**GIVEN EXERCISE:** Copy the records below exactly, omitting any pictures they contain.

═════ DATA SHOWN ═════

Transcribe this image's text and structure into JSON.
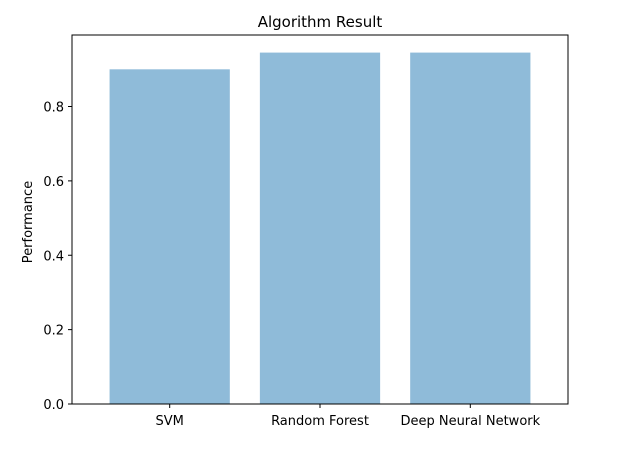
{
  "chart_data": {
    "type": "bar",
    "title": "Algorithm Result",
    "xlabel": "",
    "ylabel": "Performance",
    "categories": [
      "SVM",
      "Random Forest",
      "Deep Neural Network"
    ],
    "values": [
      0.9,
      0.945,
      0.945
    ],
    "ylim": [
      0,
      0.9923
    ],
    "yticks": [
      0.0,
      0.2,
      0.4,
      0.6,
      0.8
    ],
    "ytick_labels": [
      "0.0",
      "0.2",
      "0.4",
      "0.6",
      "0.8"
    ],
    "bar_color": "#1f77b4",
    "bar_alpha": 0.5,
    "grid": false,
    "legend": "none"
  }
}
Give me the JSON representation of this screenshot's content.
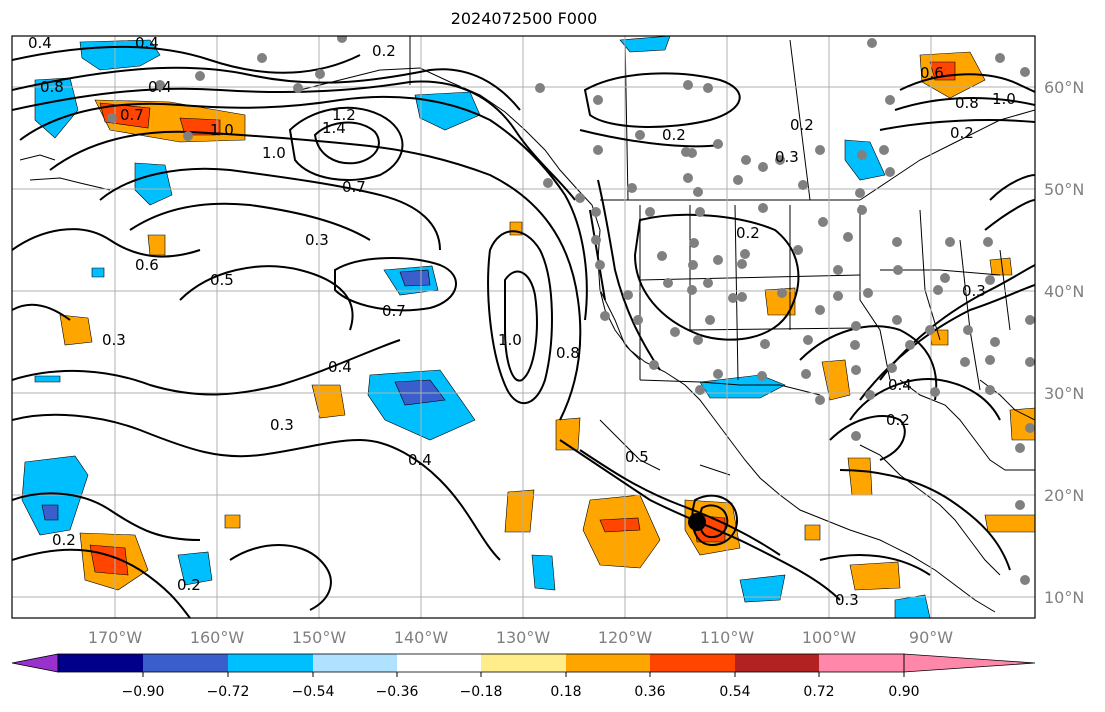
{
  "title": "2024072500 F000",
  "map": {
    "lon_labels": [
      "170°W",
      "160°W",
      "150°W",
      "140°W",
      "130°W",
      "120°W",
      "110°W",
      "100°W",
      "90°W"
    ],
    "lat_labels": [
      "60°N",
      "50°N",
      "40°N",
      "30°N",
      "20°N",
      "10°N"
    ],
    "contour_labels": [
      "0.4",
      "0.4",
      "0.2",
      "0.8",
      "0.7",
      "1.0",
      "1.2",
      "1.4",
      "1.0",
      "0.7",
      "0.3",
      "0.6",
      "0.5",
      "0.7",
      "0.4",
      "0.3",
      "1.0",
      "0.8",
      "0.4",
      "0.2",
      "0.5",
      "0.2",
      "0.2",
      "0.2",
      "0.3",
      "0.6",
      "0.8",
      "1.0",
      "0.3",
      "0.4",
      "0.2",
      "0.3",
      "0.2",
      "0.3",
      "0.4",
      "0.2"
    ],
    "colors": {
      "ocean": "#ffffff",
      "contour": "#000000",
      "station_dot": "#808080",
      "grid": "#b0b0b0"
    }
  },
  "colorbar": {
    "ticks": [
      "−0.90",
      "−0.72",
      "−0.54",
      "−0.36",
      "−0.18",
      "0.18",
      "0.36",
      "0.54",
      "0.72",
      "0.90"
    ],
    "colors": [
      "#9932cc",
      "#00008b",
      "#3a5fcd",
      "#00bfff",
      "#b0e2ff",
      "#ffffff",
      "#ffec8b",
      "#ffa500",
      "#ff4500",
      "#b22222",
      "#ff88aa"
    ]
  }
}
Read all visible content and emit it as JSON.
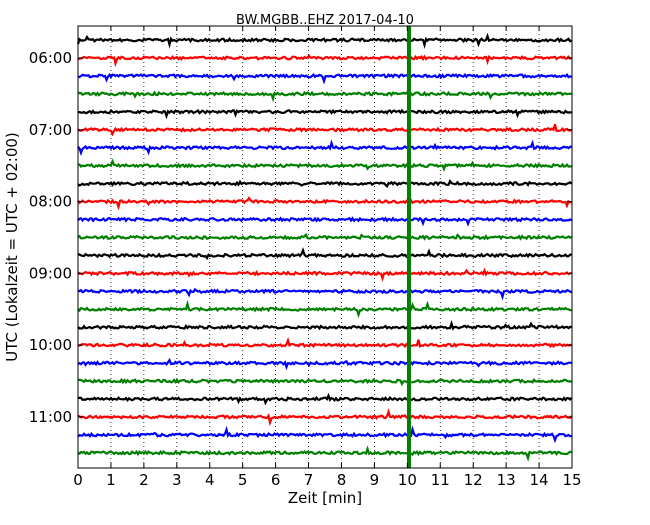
{
  "chart_data": {
    "type": "line",
    "title": "BW.MGBB..EHZ 2017-04-10",
    "xlabel": "Zeit  [min]",
    "ylabel": "UTC (Lokalzeit = UTC + 02:00)",
    "xlim": [
      0,
      15
    ],
    "x_ticks": [
      "0",
      "1",
      "2",
      "3",
      "4",
      "5",
      "6",
      "7",
      "8",
      "9",
      "10",
      "11",
      "12",
      "13",
      "14",
      "15"
    ],
    "y_tick_labels": [
      "06:00",
      "07:00",
      "08:00",
      "09:00",
      "10:00",
      "11:00"
    ],
    "grid": true,
    "trace_interval_minutes": 15,
    "trace_start": "05:45",
    "traces": [
      "05:45",
      "06:00",
      "06:15",
      "06:30",
      "06:45",
      "07:00",
      "07:15",
      "07:30",
      "07:45",
      "08:00",
      "08:15",
      "08:30",
      "08:45",
      "09:00",
      "09:15",
      "09:30",
      "09:45",
      "10:00",
      "10:15",
      "10:30",
      "10:45",
      "11:00",
      "11:15",
      "11:30"
    ],
    "trace_colors": [
      "#000000",
      "#ff0000",
      "#0000ff",
      "#008000"
    ],
    "event_marker": {
      "x": 10.05,
      "color": "#008000"
    }
  }
}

═════

**WRITTEN RESPONSE:**
Transcribe this image's text and structure into JSON.
{
  "chart_data": {
    "type": "bar",
    "title": "Algorithm Result",
    "xlabel": "",
    "ylabel": "Performance",
    "categories": [
      "SVM",
      "Random Forest",
      "Deep Neural Network"
    ],
    "values": [
      0.9,
      0.945,
      0.945
    ],
    "ylim": [
      0,
      0.9923
    ],
    "yticks": [
      0.0,
      0.2,
      0.4,
      0.6,
      0.8
    ],
    "ytick_labels": [
      "0.0",
      "0.2",
      "0.4",
      "0.6",
      "0.8"
    ],
    "bar_color": "#1f77b4",
    "bar_alpha": 0.5,
    "grid": false,
    "legend": "none"
  }
}
Give me the JSON representation of this screenshot's content.
{
  "title": "2024072500 F000",
  "map": {
    "lon_labels": [
      "170°W",
      "160°W",
      "150°W",
      "140°W",
      "130°W",
      "120°W",
      "110°W",
      "100°W",
      "90°W"
    ],
    "lat_labels": [
      "60°N",
      "50°N",
      "40°N",
      "30°N",
      "20°N",
      "10°N"
    ],
    "contour_labels": [
      "0.4",
      "0.4",
      "0.2",
      "0.8",
      "0.7",
      "1.0",
      "1.2",
      "1.4",
      "1.0",
      "0.7",
      "0.3",
      "0.6",
      "0.5",
      "0.7",
      "0.4",
      "0.3",
      "1.0",
      "0.8",
      "0.4",
      "0.2",
      "0.5",
      "0.2",
      "0.2",
      "0.2",
      "0.3",
      "0.6",
      "0.8",
      "1.0",
      "0.3",
      "0.4",
      "0.2",
      "0.3",
      "0.2",
      "0.3",
      "0.4",
      "0.2"
    ],
    "colors": {
      "ocean": "#ffffff",
      "contour": "#000000",
      "station_dot": "#808080",
      "grid": "#b0b0b0"
    }
  },
  "colorbar": {
    "ticks": [
      "−0.90",
      "−0.72",
      "−0.54",
      "−0.36",
      "−0.18",
      "0.18",
      "0.36",
      "0.54",
      "0.72",
      "0.90"
    ],
    "colors": [
      "#9932cc",
      "#00008b",
      "#3a5fcd",
      "#00bfff",
      "#b0e2ff",
      "#ffffff",
      "#ffec8b",
      "#ffa500",
      "#ff4500",
      "#b22222",
      "#ff88aa"
    ]
  }
}
Read all visible content and emit it as JSON.
{
  "chart_data": {
    "type": "line",
    "title": "BW.MGBB..EHZ 2017-04-10",
    "xlabel": "Zeit  [min]",
    "ylabel": "UTC (Lokalzeit = UTC + 02:00)",
    "xlim": [
      0,
      15
    ],
    "x_ticks": [
      "0",
      "1",
      "2",
      "3",
      "4",
      "5",
      "6",
      "7",
      "8",
      "9",
      "10",
      "11",
      "12",
      "13",
      "14",
      "15"
    ],
    "y_tick_labels": [
      "06:00",
      "07:00",
      "08:00",
      "09:00",
      "10:00",
      "11:00"
    ],
    "grid": true,
    "trace_interval_minutes": 15,
    "trace_start": "05:45",
    "traces": [
      "05:45",
      "06:00",
      "06:15",
      "06:30",
      "06:45",
      "07:00",
      "07:15",
      "07:30",
      "07:45",
      "08:00",
      "08:15",
      "08:30",
      "08:45",
      "09:00",
      "09:15",
      "09:30",
      "09:45",
      "10:00",
      "10:15",
      "10:30",
      "10:45",
      "11:00",
      "11:15",
      "11:30"
    ],
    "trace_colors": [
      "#000000",
      "#ff0000",
      "#0000ff",
      "#008000"
    ],
    "event_marker": {
      "x": 10.05,
      "color": "#008000"
    }
  }
}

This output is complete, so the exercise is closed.